# Brief
Below is a block of records; repeat each one exactly.

>> BEGIN Information provided

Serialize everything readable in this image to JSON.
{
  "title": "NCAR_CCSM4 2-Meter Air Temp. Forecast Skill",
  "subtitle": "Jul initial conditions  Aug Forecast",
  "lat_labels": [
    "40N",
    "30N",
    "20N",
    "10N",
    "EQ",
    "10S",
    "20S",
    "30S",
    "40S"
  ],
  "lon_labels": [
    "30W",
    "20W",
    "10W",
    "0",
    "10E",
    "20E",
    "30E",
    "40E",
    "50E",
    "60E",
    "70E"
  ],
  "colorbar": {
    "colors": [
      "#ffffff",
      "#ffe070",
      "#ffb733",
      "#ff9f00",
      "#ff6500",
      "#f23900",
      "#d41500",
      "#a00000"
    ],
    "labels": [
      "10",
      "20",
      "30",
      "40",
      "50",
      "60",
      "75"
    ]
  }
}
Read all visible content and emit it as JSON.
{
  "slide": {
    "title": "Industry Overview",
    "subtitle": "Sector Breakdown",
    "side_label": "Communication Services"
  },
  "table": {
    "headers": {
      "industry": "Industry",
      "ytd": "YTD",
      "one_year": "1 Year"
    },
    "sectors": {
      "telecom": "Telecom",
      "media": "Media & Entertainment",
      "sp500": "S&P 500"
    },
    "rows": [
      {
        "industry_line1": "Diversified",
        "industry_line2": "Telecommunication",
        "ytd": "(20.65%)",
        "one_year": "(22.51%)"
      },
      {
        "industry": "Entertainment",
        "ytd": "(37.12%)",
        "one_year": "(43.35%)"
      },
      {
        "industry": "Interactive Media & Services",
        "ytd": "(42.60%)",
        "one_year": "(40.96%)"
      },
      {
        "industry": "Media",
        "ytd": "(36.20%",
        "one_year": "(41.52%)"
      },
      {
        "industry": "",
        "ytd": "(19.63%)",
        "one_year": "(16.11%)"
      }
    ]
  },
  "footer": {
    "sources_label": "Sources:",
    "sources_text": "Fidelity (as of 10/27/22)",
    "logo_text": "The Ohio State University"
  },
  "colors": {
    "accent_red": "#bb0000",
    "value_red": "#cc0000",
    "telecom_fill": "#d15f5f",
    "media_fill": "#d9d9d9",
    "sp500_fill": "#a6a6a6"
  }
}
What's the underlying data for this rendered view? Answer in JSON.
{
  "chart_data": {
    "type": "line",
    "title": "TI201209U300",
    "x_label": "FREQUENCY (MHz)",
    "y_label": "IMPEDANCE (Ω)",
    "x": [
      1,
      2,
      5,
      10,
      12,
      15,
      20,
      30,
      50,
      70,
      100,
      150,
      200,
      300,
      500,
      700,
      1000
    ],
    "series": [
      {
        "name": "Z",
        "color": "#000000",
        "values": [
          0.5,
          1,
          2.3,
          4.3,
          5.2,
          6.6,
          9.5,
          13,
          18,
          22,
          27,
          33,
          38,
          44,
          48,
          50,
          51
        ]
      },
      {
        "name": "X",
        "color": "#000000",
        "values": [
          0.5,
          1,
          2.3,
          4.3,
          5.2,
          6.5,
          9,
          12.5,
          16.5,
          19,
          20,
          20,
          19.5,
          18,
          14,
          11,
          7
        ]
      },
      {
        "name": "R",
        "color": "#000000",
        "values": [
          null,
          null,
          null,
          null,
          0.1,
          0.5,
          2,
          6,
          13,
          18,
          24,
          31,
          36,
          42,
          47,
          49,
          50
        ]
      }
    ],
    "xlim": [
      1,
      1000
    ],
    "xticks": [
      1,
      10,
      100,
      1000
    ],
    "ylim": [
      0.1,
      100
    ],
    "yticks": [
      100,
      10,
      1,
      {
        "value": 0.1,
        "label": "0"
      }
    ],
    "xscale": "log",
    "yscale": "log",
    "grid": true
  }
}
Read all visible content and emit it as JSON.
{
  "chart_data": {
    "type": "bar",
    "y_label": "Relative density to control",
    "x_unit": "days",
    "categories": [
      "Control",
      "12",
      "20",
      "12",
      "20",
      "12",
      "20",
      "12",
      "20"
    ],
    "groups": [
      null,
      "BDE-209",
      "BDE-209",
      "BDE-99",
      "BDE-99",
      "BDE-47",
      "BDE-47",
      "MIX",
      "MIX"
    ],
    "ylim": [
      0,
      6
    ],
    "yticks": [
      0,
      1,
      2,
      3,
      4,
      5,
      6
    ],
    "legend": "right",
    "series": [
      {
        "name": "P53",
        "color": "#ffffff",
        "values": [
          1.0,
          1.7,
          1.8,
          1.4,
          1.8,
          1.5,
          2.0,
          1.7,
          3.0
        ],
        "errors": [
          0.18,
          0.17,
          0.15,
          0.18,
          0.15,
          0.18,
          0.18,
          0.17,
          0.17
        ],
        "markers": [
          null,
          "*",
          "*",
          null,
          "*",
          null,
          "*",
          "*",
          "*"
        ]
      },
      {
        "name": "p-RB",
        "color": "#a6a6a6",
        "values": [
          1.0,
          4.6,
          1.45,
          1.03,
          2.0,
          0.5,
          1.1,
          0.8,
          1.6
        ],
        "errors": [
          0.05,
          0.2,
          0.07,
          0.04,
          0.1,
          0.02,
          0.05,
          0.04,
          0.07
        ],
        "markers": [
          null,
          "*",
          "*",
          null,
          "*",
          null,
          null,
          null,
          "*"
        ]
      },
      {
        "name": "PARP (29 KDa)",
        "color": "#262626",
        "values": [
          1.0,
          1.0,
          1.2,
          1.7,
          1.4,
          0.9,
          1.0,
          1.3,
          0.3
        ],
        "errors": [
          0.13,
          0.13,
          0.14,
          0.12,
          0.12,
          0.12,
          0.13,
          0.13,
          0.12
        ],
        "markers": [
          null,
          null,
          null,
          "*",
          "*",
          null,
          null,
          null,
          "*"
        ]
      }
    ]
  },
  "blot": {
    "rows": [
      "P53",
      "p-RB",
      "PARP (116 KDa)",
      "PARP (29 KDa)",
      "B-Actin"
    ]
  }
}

>> END Information provided

# Complete answer
Serialize everything readable in this image to JSON.
{
  "title": "NCAR_CCSM4 2-Meter Air Temp. Forecast Skill",
  "subtitle": "Jul initial conditions  Aug Forecast",
  "lat_labels": [
    "40N",
    "30N",
    "20N",
    "10N",
    "EQ",
    "10S",
    "20S",
    "30S",
    "40S"
  ],
  "lon_labels": [
    "30W",
    "20W",
    "10W",
    "0",
    "10E",
    "20E",
    "30E",
    "40E",
    "50E",
    "60E",
    "70E"
  ],
  "colorbar": {
    "colors": [
      "#ffffff",
      "#ffe070",
      "#ffb733",
      "#ff9f00",
      "#ff6500",
      "#f23900",
      "#d41500",
      "#a00000"
    ],
    "labels": [
      "10",
      "20",
      "30",
      "40",
      "50",
      "60",
      "75"
    ]
  }
}
Read all visible content and emit it as JSON.
{
  "slide": {
    "title": "Industry Overview",
    "subtitle": "Sector Breakdown",
    "side_label": "Communication Services"
  },
  "table": {
    "headers": {
      "industry": "Industry",
      "ytd": "YTD",
      "one_year": "1 Year"
    },
    "sectors": {
      "telecom": "Telecom",
      "media": "Media & Entertainment",
      "sp500": "S&P 500"
    },
    "rows": [
      {
        "industry_line1": "Diversified",
        "industry_line2": "Telecommunication",
        "ytd": "(20.65%)",
        "one_year": "(22.51%)"
      },
      {
        "industry": "Entertainment",
        "ytd": "(37.12%)",
        "one_year": "(43.35%)"
      },
      {
        "industry": "Interactive Media & Services",
        "ytd": "(42.60%)",
        "one_year": "(40.96%)"
      },
      {
        "industry": "Media",
        "ytd": "(36.20%",
        "one_year": "(41.52%)"
      },
      {
        "industry": "",
        "ytd": "(19.63%)",
        "one_year": "(16.11%)"
      }
    ]
  },
  "footer": {
    "sources_label": "Sources:",
    "sources_text": "Fidelity (as of 10/27/22)",
    "logo_text": "The Ohio State University"
  },
  "colors": {
    "accent_red": "#bb0000",
    "value_red": "#cc0000",
    "telecom_fill": "#d15f5f",
    "media_fill": "#d9d9d9",
    "sp500_fill": "#a6a6a6"
  }
}
What's the underlying data for this rendered view? Answer in JSON.
{
  "chart_data": {
    "type": "line",
    "title": "TI201209U300",
    "x_label": "FREQUENCY (MHz)",
    "y_label": "IMPEDANCE (Ω)",
    "x": [
      1,
      2,
      5,
      10,
      12,
      15,
      20,
      30,
      50,
      70,
      100,
      150,
      200,
      300,
      500,
      700,
      1000
    ],
    "series": [
      {
        "name": "Z",
        "color": "#000000",
        "values": [
          0.5,
          1,
          2.3,
          4.3,
          5.2,
          6.6,
          9.5,
          13,
          18,
          22,
          27,
          33,
          38,
          44,
          48,
          50,
          51
        ]
      },
      {
        "name": "X",
        "color": "#000000",
        "values": [
          0.5,
          1,
          2.3,
          4.3,
          5.2,
          6.5,
          9,
          12.5,
          16.5,
          19,
          20,
          20,
          19.5,
          18,
          14,
          11,
          7
        ]
      },
      {
        "name": "R",
        "color": "#000000",
        "values": [
          null,
          null,
          null,
          null,
          0.1,
          0.5,
          2,
          6,
          13,
          18,
          24,
          31,
          36,
          42,
          47,
          49,
          50
        ]
      }
    ],
    "xlim": [
      1,
      1000
    ],
    "xticks": [
      1,
      10,
      100,
      1000
    ],
    "ylim": [
      0.1,
      100
    ],
    "yticks": [
      100,
      10,
      1,
      {
        "value": 0.1,
        "label": "0"
      }
    ],
    "xscale": "log",
    "yscale": "log",
    "grid": true
  }
}
Read all visible content and emit it as JSON.
{
  "chart_data": {
    "type": "bar",
    "y_label": "Relative density to control",
    "x_unit": "days",
    "categories": [
      "Control",
      "12",
      "20",
      "12",
      "20",
      "12",
      "20",
      "12",
      "20"
    ],
    "groups": [
      null,
      "BDE-209",
      "BDE-209",
      "BDE-99",
      "BDE-99",
      "BDE-47",
      "BDE-47",
      "MIX",
      "MIX"
    ],
    "ylim": [
      0,
      6
    ],
    "yticks": [
      0,
      1,
      2,
      3,
      4,
      5,
      6
    ],
    "legend": "right",
    "series": [
      {
        "name": "P53",
        "color": "#ffffff",
        "values": [
          1.0,
          1.7,
          1.8,
          1.4,
          1.8,
          1.5,
          2.0,
          1.7,
          3.0
        ],
        "errors": [
          0.18,
          0.17,
          0.15,
          0.18,
          0.15,
          0.18,
          0.18,
          0.17,
          0.17
        ],
        "markers": [
          null,
          "*",
          "*",
          null,
          "*",
          null,
          "*",
          "*",
          "*"
        ]
      },
      {
        "name": "p-RB",
        "color": "#a6a6a6",
        "values": [
          1.0,
          4.6,
          1.45,
          1.03,
          2.0,
          0.5,
          1.1,
          0.8,
          1.6
        ],
        "errors": [
          0.05,
          0.2,
          0.07,
          0.04,
          0.1,
          0.02,
          0.05,
          0.04,
          0.07
        ],
        "markers": [
          null,
          "*",
          "*",
          null,
          "*",
          null,
          null,
          null,
          "*"
        ]
      },
      {
        "name": "PARP (29 KDa)",
        "color": "#262626",
        "values": [
          1.0,
          1.0,
          1.2,
          1.7,
          1.4,
          0.9,
          1.0,
          1.3,
          0.3
        ],
        "errors": [
          0.13,
          0.13,
          0.14,
          0.12,
          0.12,
          0.12,
          0.13,
          0.13,
          0.12
        ],
        "markers": [
          null,
          null,
          null,
          "*",
          "*",
          null,
          null,
          null,
          "*"
        ]
      }
    ]
  },
  "blot": {
    "rows": [
      "P53",
      "p-RB",
      "PARP (116 KDa)",
      "PARP (29 KDa)",
      "B-Actin"
    ]
  }
}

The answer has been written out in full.